(Collected data entries)

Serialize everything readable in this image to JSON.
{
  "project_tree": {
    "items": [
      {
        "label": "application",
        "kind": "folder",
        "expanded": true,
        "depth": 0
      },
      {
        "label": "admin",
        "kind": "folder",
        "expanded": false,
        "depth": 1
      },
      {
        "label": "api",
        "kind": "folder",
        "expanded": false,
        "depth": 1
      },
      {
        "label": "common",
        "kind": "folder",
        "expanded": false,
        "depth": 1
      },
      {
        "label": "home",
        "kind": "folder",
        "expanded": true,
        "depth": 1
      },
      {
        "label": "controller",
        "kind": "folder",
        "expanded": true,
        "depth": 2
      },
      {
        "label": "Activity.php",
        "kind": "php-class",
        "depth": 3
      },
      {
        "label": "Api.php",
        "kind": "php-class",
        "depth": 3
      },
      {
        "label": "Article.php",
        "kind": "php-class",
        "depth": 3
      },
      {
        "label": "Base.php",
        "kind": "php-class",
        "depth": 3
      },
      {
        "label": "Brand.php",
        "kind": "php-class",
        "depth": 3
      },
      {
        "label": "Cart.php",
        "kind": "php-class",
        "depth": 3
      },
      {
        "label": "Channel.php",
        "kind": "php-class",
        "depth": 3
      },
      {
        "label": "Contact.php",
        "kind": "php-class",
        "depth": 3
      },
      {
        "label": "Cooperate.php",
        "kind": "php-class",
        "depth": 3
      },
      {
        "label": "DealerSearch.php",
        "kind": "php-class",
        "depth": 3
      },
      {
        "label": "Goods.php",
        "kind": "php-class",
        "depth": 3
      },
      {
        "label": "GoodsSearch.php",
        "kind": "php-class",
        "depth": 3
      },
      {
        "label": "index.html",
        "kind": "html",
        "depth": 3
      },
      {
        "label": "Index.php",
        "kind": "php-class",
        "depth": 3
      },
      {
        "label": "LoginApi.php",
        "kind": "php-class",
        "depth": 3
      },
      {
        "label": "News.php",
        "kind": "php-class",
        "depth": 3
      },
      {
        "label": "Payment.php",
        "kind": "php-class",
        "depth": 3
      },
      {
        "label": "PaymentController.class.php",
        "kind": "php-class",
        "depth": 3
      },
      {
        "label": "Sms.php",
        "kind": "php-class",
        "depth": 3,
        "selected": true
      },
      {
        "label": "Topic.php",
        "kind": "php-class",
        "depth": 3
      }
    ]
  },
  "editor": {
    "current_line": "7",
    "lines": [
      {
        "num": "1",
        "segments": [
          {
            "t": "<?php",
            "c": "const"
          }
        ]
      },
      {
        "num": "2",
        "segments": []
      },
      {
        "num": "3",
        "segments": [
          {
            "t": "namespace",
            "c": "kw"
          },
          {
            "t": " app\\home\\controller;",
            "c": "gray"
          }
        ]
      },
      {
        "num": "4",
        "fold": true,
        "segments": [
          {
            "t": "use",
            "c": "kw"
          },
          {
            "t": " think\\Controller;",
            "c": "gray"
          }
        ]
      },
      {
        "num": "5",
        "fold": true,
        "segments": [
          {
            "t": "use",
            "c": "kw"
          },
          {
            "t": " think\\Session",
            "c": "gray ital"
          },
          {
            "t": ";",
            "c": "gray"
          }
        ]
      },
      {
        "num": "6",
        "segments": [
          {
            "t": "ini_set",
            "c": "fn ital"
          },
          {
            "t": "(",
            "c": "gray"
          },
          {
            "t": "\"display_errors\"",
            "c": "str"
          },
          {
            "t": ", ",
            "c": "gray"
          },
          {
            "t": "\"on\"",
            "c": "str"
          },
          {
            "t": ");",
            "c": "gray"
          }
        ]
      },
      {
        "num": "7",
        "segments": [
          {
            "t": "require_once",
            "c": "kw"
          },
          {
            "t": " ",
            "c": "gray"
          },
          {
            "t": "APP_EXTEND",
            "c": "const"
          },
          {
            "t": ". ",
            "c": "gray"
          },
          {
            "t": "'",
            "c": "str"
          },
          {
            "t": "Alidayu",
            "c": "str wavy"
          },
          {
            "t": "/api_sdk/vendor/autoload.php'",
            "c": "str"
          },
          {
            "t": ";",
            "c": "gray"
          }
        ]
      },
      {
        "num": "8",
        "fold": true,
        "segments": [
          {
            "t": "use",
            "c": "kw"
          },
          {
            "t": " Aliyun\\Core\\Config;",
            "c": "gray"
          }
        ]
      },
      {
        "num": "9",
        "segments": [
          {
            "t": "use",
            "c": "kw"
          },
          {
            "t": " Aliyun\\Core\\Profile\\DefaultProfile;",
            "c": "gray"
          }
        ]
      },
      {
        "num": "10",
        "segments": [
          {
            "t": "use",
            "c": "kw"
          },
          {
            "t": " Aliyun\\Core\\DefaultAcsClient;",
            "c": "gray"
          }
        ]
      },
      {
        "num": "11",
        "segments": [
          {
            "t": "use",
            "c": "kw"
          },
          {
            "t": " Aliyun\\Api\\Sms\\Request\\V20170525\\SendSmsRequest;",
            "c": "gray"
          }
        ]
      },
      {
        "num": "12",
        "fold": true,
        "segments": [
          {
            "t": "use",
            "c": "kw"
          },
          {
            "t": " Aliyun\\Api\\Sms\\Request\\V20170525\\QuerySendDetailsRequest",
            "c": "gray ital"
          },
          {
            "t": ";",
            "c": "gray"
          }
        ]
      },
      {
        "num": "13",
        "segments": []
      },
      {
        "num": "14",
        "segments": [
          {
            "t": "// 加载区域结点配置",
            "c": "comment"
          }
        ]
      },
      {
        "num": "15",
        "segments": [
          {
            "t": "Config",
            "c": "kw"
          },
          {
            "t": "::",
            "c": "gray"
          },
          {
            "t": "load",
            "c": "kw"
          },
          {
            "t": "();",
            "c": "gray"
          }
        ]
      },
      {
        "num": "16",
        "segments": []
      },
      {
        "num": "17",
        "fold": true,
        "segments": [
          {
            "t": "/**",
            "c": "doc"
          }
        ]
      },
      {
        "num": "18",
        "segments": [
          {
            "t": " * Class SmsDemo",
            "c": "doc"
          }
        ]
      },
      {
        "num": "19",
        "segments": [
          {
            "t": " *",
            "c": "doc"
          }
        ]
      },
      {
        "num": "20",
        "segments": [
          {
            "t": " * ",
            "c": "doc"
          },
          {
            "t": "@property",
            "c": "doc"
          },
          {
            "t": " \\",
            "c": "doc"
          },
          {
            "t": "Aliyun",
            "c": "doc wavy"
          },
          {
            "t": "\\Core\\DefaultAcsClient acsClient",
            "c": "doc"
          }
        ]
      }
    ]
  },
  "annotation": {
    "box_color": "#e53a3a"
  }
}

* [WHAT TO WORK ON]:
Transcribe every line of the data, exactly as it stands.

* [ANSWER TO THE PROBLEM]:
Serialize everything readable in this image to JSON.
{
  "project_tree": {
    "items": [
      {
        "label": "application",
        "kind": "folder",
        "expanded": true,
        "depth": 0
      },
      {
        "label": "admin",
        "kind": "folder",
        "expanded": false,
        "depth": 1
      },
      {
        "label": "api",
        "kind": "folder",
        "expanded": false,
        "depth": 1
      },
      {
        "label": "common",
        "kind": "folder",
        "expanded": false,
        "depth": 1
      },
      {
        "label": "home",
        "kind": "folder",
        "expanded": true,
        "depth": 1
      },
      {
        "label": "controller",
        "kind": "folder",
        "expanded": true,
        "depth": 2
      },
      {
        "label": "Activity.php",
        "kind": "php-class",
        "depth": 3
      },
      {
        "label": "Api.php",
        "kind": "php-class",
        "depth": 3
      },
      {
        "label": "Article.php",
        "kind": "php-class",
        "depth": 3
      },
      {
        "label": "Base.php",
        "kind": "php-class",
        "depth": 3
      },
      {
        "label": "Brand.php",
        "kind": "php-class",
        "depth": 3
      },
      {
        "label": "Cart.php",
        "kind": "php-class",
        "depth": 3
      },
      {
        "label": "Channel.php",
        "kind": "php-class",
        "depth": 3
      },
      {
        "label": "Contact.php",
        "kind": "php-class",
        "depth": 3
      },
      {
        "label": "Cooperate.php",
        "kind": "php-class",
        "depth": 3
      },
      {
        "label": "DealerSearch.php",
        "kind": "php-class",
        "depth": 3
      },
      {
        "label": "Goods.php",
        "kind": "php-class",
        "depth": 3
      },
      {
        "label": "GoodsSearch.php",
        "kind": "php-class",
        "depth": 3
      },
      {
        "label": "index.html",
        "kind": "html",
        "depth": 3
      },
      {
        "label": "Index.php",
        "kind": "php-class",
        "depth": 3
      },
      {
        "label": "LoginApi.php",
        "kind": "php-class",
        "depth": 3
      },
      {
        "label": "News.php",
        "kind": "php-class",
        "depth": 3
      },
      {
        "label": "Payment.php",
        "kind": "php-class",
        "depth": 3
      },
      {
        "label": "PaymentController.class.php",
        "kind": "php-class",
        "depth": 3
      },
      {
        "label": "Sms.php",
        "kind": "php-class",
        "depth": 3,
        "selected": true
      },
      {
        "label": "Topic.php",
        "kind": "php-class",
        "depth": 3
      }
    ]
  },
  "editor": {
    "current_line": "7",
    "lines": [
      {
        "num": "1",
        "segments": [
          {
            "t": "<?php",
            "c": "const"
          }
        ]
      },
      {
        "num": "2",
        "segments": []
      },
      {
        "num": "3",
        "segments": [
          {
            "t": "namespace",
            "c": "kw"
          },
          {
            "t": " app\\home\\controller;",
            "c": "gray"
          }
        ]
      },
      {
        "num": "4",
        "fold": true,
        "segments": [
          {
            "t": "use",
            "c": "kw"
          },
          {
            "t": " think\\Controller;",
            "c": "gray"
          }
        ]
      },
      {
        "num": "5",
        "fold": true,
        "segments": [
          {
            "t": "use",
            "c": "kw"
          },
          {
            "t": " think\\Session",
            "c": "gray ital"
          },
          {
            "t": ";",
            "c": "gray"
          }
        ]
      },
      {
        "num": "6",
        "segments": [
          {
            "t": "ini_set",
            "c": "fn ital"
          },
          {
            "t": "(",
            "c": "gray"
          },
          {
            "t": "\"display_errors\"",
            "c": "str"
          },
          {
            "t": ", ",
            "c": "gray"
          },
          {
            "t": "\"on\"",
            "c": "str"
          },
          {
            "t": ");",
            "c": "gray"
          }
        ]
      },
      {
        "num": "7",
        "segments": [
          {
            "t": "require_once",
            "c": "kw"
          },
          {
            "t": " ",
            "c": "gray"
          },
          {
            "t": "APP_EXTEND",
            "c": "const"
          },
          {
            "t": ". ",
            "c": "gray"
          },
          {
            "t": "'",
            "c": "str"
          },
          {
            "t": "Alidayu",
            "c": "str wavy"
          },
          {
            "t": "/api_sdk/vendor/autoload.php'",
            "c": "str"
          },
          {
            "t": ";",
            "c": "gray"
          }
        ]
      },
      {
        "num": "8",
        "fold": true,
        "segments": [
          {
            "t": "use",
            "c": "kw"
          },
          {
            "t": " Aliyun\\Core\\Config;",
            "c": "gray"
          }
        ]
      },
      {
        "num": "9",
        "segments": [
          {
            "t": "use",
            "c": "kw"
          },
          {
            "t": " Aliyun\\Core\\Profile\\DefaultProfile;",
            "c": "gray"
          }
        ]
      },
      {
        "num": "10",
        "segments": [
          {
            "t": "use",
            "c": "kw"
          },
          {
            "t": " Aliyun\\Core\\DefaultAcsClient;",
            "c": "gray"
          }
        ]
      },
      {
        "num": "11",
        "segments": [
          {
            "t": "use",
            "c": "kw"
          },
          {
            "t": " Aliyun\\Api\\Sms\\Request\\V20170525\\SendSmsRequest;",
            "c": "gray"
          }
        ]
      },
      {
        "num": "12",
        "fold": true,
        "segments": [
          {
            "t": "use",
            "c": "kw"
          },
          {
            "t": " Aliyun\\Api\\Sms\\Request\\V20170525\\QuerySendDetailsRequest",
            "c": "gray ital"
          },
          {
            "t": ";",
            "c": "gray"
          }
        ]
      },
      {
        "num": "13",
        "segments": []
      },
      {
        "num": "14",
        "segments": [
          {
            "t": "// 加载区域结点配置",
            "c": "comment"
          }
        ]
      },
      {
        "num": "15",
        "segments": [
          {
            "t": "Config",
            "c": "kw"
          },
          {
            "t": "::",
            "c": "gray"
          },
          {
            "t": "load",
            "c": "kw"
          },
          {
            "t": "();",
            "c": "gray"
          }
        ]
      },
      {
        "num": "16",
        "segments": []
      },
      {
        "num": "17",
        "fold": true,
        "segments": [
          {
            "t": "/**",
            "c": "doc"
          }
        ]
      },
      {
        "num": "18",
        "segments": [
          {
            "t": " * Class SmsDemo",
            "c": "doc"
          }
        ]
      },
      {
        "num": "19",
        "segments": [
          {
            "t": " *",
            "c": "doc"
          }
        ]
      },
      {
        "num": "20",
        "segments": [
          {
            "t": " * ",
            "c": "doc"
          },
          {
            "t": "@property",
            "c": "doc"
          },
          {
            "t": " \\",
            "c": "doc"
          },
          {
            "t": "Aliyun",
            "c": "doc wavy"
          },
          {
            "t": "\\Core\\DefaultAcsClient acsClient",
            "c": "doc"
          }
        ]
      }
    ]
  },
  "annotation": {
    "box_color": "#e53a3a"
  }
}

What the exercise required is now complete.